## SET PROBLEM
Find the lines with "contacts" in them and copy them out.

## Stored data entries
-- start --
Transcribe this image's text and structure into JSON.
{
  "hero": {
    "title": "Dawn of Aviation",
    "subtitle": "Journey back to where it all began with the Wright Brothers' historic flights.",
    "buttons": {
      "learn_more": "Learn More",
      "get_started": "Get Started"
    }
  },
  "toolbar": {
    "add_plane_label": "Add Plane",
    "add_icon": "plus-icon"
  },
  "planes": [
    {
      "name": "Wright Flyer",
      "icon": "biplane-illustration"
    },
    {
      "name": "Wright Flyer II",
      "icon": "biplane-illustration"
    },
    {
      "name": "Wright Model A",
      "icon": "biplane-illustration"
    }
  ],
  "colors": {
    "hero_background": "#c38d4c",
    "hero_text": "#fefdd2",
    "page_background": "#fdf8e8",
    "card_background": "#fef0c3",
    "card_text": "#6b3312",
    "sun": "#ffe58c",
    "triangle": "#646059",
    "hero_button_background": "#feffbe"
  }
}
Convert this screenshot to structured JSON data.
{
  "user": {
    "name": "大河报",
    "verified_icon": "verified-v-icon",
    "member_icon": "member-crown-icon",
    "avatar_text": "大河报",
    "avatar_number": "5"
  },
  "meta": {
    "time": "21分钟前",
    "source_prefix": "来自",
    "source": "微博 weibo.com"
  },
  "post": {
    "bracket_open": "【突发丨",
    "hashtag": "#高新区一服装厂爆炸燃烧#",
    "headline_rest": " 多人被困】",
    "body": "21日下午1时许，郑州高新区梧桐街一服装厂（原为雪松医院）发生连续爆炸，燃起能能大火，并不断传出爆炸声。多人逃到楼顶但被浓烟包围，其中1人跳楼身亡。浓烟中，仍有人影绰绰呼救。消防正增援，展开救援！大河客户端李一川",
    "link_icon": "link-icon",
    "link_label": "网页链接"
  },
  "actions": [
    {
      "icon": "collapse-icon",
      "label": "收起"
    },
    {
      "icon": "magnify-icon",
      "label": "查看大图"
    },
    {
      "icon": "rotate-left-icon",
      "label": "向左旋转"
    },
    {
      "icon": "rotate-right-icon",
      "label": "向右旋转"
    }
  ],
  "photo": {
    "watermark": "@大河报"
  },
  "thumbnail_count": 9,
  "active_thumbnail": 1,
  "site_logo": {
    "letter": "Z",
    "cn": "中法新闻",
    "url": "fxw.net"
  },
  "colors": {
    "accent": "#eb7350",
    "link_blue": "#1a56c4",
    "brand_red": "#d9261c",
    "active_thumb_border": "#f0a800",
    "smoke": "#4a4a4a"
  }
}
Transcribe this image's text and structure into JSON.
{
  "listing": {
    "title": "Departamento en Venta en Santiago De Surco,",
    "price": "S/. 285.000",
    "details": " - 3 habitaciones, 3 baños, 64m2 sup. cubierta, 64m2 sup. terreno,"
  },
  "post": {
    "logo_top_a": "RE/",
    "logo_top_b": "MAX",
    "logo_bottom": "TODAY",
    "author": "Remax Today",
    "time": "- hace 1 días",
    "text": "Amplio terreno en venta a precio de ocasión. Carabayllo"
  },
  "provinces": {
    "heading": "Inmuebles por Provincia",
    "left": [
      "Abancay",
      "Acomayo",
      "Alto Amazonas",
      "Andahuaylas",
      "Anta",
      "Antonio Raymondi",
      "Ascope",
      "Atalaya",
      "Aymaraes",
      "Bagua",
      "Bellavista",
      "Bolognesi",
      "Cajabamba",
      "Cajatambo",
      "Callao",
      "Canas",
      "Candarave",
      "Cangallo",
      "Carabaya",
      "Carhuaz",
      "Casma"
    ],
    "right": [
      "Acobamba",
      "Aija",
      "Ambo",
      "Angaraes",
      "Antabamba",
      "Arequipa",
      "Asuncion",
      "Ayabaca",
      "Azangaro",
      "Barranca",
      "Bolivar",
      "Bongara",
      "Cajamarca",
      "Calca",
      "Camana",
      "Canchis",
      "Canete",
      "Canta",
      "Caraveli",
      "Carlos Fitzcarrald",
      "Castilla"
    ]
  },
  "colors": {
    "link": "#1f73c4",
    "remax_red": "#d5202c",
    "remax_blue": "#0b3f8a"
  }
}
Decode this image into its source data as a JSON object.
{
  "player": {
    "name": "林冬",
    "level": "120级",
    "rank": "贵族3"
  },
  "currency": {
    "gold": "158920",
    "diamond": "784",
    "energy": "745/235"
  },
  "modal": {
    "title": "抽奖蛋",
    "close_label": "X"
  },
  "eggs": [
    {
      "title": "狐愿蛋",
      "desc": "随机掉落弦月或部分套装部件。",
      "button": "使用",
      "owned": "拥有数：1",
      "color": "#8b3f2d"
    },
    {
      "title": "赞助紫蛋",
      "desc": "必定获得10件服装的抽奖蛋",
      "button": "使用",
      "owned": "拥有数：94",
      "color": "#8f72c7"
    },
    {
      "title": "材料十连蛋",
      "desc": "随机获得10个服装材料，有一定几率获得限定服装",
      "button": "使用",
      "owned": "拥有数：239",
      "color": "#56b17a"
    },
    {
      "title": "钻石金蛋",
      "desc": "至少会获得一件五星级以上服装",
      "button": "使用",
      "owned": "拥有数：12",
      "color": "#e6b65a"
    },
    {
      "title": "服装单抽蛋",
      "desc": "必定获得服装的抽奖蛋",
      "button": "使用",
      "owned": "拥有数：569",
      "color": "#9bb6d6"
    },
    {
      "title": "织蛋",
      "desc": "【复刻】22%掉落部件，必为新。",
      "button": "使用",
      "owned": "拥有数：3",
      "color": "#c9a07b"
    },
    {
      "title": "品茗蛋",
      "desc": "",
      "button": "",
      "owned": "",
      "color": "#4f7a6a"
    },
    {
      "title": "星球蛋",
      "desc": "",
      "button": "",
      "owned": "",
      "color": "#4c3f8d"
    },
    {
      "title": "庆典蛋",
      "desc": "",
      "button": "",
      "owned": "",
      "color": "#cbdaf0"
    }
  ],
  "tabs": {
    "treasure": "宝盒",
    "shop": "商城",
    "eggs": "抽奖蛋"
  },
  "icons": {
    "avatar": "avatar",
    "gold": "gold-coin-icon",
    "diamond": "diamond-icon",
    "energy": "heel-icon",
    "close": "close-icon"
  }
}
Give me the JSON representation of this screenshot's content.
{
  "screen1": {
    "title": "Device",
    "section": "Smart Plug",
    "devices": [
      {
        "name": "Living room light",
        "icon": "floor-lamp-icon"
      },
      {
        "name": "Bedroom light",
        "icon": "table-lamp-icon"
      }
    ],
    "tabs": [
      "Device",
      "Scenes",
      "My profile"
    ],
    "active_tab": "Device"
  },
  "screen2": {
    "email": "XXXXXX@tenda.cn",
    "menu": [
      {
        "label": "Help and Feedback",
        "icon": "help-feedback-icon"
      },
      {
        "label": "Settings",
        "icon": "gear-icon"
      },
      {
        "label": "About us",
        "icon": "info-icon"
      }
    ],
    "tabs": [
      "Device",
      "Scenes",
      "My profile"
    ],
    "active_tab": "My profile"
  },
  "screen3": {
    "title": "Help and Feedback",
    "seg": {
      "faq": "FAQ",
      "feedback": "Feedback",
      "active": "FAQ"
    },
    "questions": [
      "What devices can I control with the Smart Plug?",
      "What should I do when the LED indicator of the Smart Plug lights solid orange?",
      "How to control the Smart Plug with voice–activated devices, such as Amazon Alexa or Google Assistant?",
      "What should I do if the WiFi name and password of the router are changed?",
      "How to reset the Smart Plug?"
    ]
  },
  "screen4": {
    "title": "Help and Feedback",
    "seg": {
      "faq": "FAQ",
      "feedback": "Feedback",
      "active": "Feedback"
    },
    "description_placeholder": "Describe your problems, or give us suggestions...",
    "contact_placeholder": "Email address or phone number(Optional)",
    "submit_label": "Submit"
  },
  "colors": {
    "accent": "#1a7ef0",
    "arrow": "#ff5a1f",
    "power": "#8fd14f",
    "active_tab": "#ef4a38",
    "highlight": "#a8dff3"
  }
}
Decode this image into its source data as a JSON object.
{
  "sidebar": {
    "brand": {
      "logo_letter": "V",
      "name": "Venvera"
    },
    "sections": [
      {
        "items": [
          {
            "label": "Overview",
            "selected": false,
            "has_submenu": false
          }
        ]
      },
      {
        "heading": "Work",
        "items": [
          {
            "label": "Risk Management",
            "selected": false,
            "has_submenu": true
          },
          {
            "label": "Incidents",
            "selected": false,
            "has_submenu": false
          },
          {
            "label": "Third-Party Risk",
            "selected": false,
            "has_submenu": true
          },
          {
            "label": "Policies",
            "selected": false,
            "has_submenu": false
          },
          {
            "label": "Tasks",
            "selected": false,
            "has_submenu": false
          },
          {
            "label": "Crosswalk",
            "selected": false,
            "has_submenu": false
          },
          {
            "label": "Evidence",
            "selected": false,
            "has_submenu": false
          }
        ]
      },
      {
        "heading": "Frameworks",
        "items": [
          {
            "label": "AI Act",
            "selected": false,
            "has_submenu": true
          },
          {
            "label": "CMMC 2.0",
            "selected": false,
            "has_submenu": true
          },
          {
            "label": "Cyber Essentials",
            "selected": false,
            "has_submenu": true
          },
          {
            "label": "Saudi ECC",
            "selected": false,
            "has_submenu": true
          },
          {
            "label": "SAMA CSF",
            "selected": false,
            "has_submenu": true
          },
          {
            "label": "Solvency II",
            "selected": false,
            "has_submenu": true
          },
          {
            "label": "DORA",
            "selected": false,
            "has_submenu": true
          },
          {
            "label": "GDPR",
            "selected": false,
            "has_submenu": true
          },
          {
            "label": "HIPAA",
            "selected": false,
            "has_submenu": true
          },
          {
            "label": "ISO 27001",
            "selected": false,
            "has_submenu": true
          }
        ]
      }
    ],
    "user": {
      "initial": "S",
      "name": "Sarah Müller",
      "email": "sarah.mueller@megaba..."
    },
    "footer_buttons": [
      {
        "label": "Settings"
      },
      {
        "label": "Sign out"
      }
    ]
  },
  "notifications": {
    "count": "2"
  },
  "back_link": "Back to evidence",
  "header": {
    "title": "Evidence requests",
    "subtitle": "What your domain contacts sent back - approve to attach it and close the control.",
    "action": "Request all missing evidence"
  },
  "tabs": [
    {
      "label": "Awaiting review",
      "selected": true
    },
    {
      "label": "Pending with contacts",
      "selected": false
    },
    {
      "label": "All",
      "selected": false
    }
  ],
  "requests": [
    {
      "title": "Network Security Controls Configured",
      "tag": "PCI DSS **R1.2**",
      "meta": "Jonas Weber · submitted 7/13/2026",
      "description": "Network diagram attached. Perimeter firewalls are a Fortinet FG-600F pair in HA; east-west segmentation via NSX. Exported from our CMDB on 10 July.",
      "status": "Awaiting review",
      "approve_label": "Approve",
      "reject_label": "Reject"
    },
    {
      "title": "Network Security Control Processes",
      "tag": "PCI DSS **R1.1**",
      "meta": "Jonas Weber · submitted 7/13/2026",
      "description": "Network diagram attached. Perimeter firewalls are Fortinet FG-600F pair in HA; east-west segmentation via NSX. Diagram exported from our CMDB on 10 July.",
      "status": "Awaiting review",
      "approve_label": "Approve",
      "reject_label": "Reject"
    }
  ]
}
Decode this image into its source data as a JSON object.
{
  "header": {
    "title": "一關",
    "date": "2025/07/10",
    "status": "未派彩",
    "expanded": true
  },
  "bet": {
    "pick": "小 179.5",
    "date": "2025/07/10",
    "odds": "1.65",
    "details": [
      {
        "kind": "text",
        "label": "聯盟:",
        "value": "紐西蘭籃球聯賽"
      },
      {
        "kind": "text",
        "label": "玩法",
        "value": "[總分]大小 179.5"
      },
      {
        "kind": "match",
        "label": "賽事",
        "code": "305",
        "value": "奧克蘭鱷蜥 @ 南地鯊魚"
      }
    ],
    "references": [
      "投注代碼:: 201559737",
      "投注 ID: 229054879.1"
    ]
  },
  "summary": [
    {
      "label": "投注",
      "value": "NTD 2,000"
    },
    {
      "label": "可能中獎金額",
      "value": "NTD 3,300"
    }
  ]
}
-- end --
## WORKED SOLUTION
    "subtitle": "What your domain contacts sent back - approve to attach it and close the control.",
      "label": "Pending with contacts",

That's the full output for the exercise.